[Begin DATA LINES]

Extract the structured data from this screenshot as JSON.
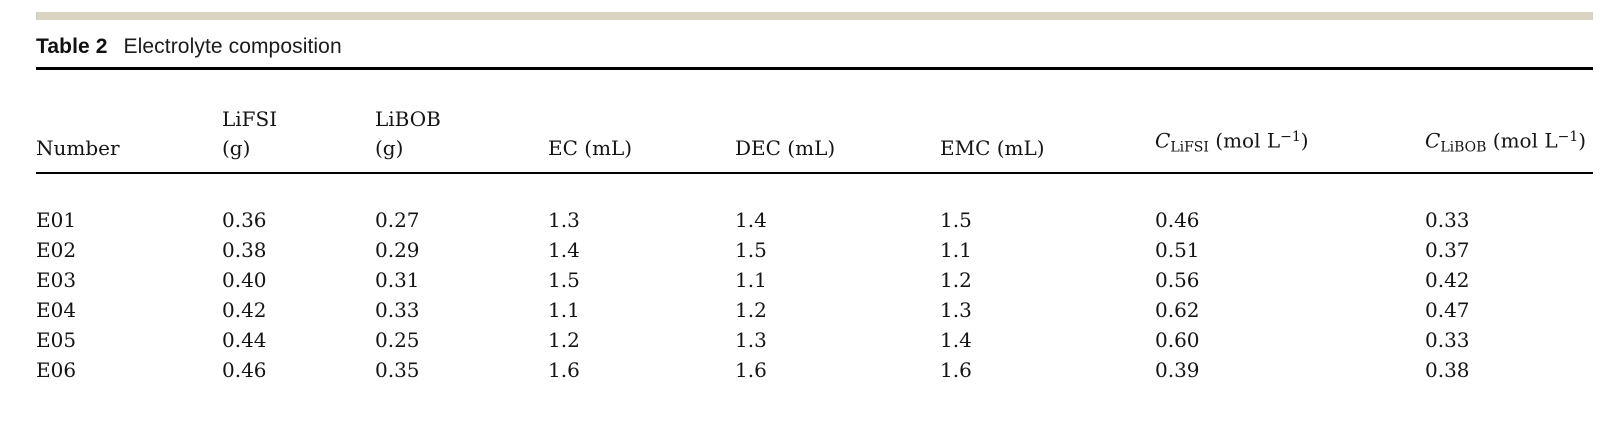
{
  "caption": {
    "label": "Table 2",
    "title": "Electrolyte composition"
  },
  "table": {
    "columns": [
      {
        "name": "number",
        "line1": [],
        "line2": [
          {
            "t": "Number",
            "s": ""
          }
        ]
      },
      {
        "name": "lifsi-g",
        "line1": [
          {
            "t": "LiFSI",
            "s": ""
          }
        ],
        "line2": [
          {
            "t": "(g)",
            "s": ""
          }
        ]
      },
      {
        "name": "libob-g",
        "line1": [
          {
            "t": "LiBOB",
            "s": ""
          }
        ],
        "line2": [
          {
            "t": "(g)",
            "s": ""
          }
        ]
      },
      {
        "name": "ec-ml",
        "line1": [],
        "line2": [
          {
            "t": "EC (mL)",
            "s": ""
          }
        ]
      },
      {
        "name": "dec-ml",
        "line1": [],
        "line2": [
          {
            "t": "DEC (mL)",
            "s": ""
          }
        ]
      },
      {
        "name": "emc-ml",
        "line1": [],
        "line2": [
          {
            "t": "EMC (mL)",
            "s": ""
          }
        ]
      },
      {
        "name": "c-lifsi",
        "line1": [],
        "line2": [
          {
            "t": "C",
            "s": "i"
          },
          {
            "t": "LiFSI",
            "s": "sub"
          },
          {
            "t": " (mol L",
            "s": ""
          },
          {
            "t": "−1",
            "s": "sup"
          },
          {
            "t": ")",
            "s": ""
          }
        ]
      },
      {
        "name": "c-libob",
        "line1": [],
        "line2": [
          {
            "t": "C",
            "s": "i"
          },
          {
            "t": "LiBOB",
            "s": "sub"
          },
          {
            "t": " (mol L",
            "s": ""
          },
          {
            "t": "−1",
            "s": "sup"
          },
          {
            "t": ")",
            "s": ""
          }
        ]
      }
    ],
    "rows": [
      [
        "E01",
        "0.36",
        "0.27",
        "1.3",
        "1.4",
        "1.5",
        "0.46",
        "0.33"
      ],
      [
        "E02",
        "0.38",
        "0.29",
        "1.4",
        "1.5",
        "1.1",
        "0.51",
        "0.37"
      ],
      [
        "E03",
        "0.40",
        "0.31",
        "1.5",
        "1.1",
        "1.2",
        "0.56",
        "0.42"
      ],
      [
        "E04",
        "0.42",
        "0.33",
        "1.1",
        "1.2",
        "1.3",
        "0.62",
        "0.47"
      ],
      [
        "E05",
        "0.44",
        "0.25",
        "1.2",
        "1.3",
        "1.4",
        "0.60",
        "0.33"
      ],
      [
        "E06",
        "0.46",
        "0.35",
        "1.6",
        "1.6",
        "1.6",
        "0.39",
        "0.38"
      ]
    ]
  }
}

[End DATA LINES]

▶ WHAT TO PRODUCE
In the entries above, identify every line with the word "name". Copy those lines.

▶ WORKED ANSWER
        "name": "number",
        "name": "lifsi-g",
        "name": "libob-g",
        "name": "ec-ml",
        "name": "dec-ml",
        "name": "emc-ml",
        "name": "c-lifsi",
        "name": "c-libob",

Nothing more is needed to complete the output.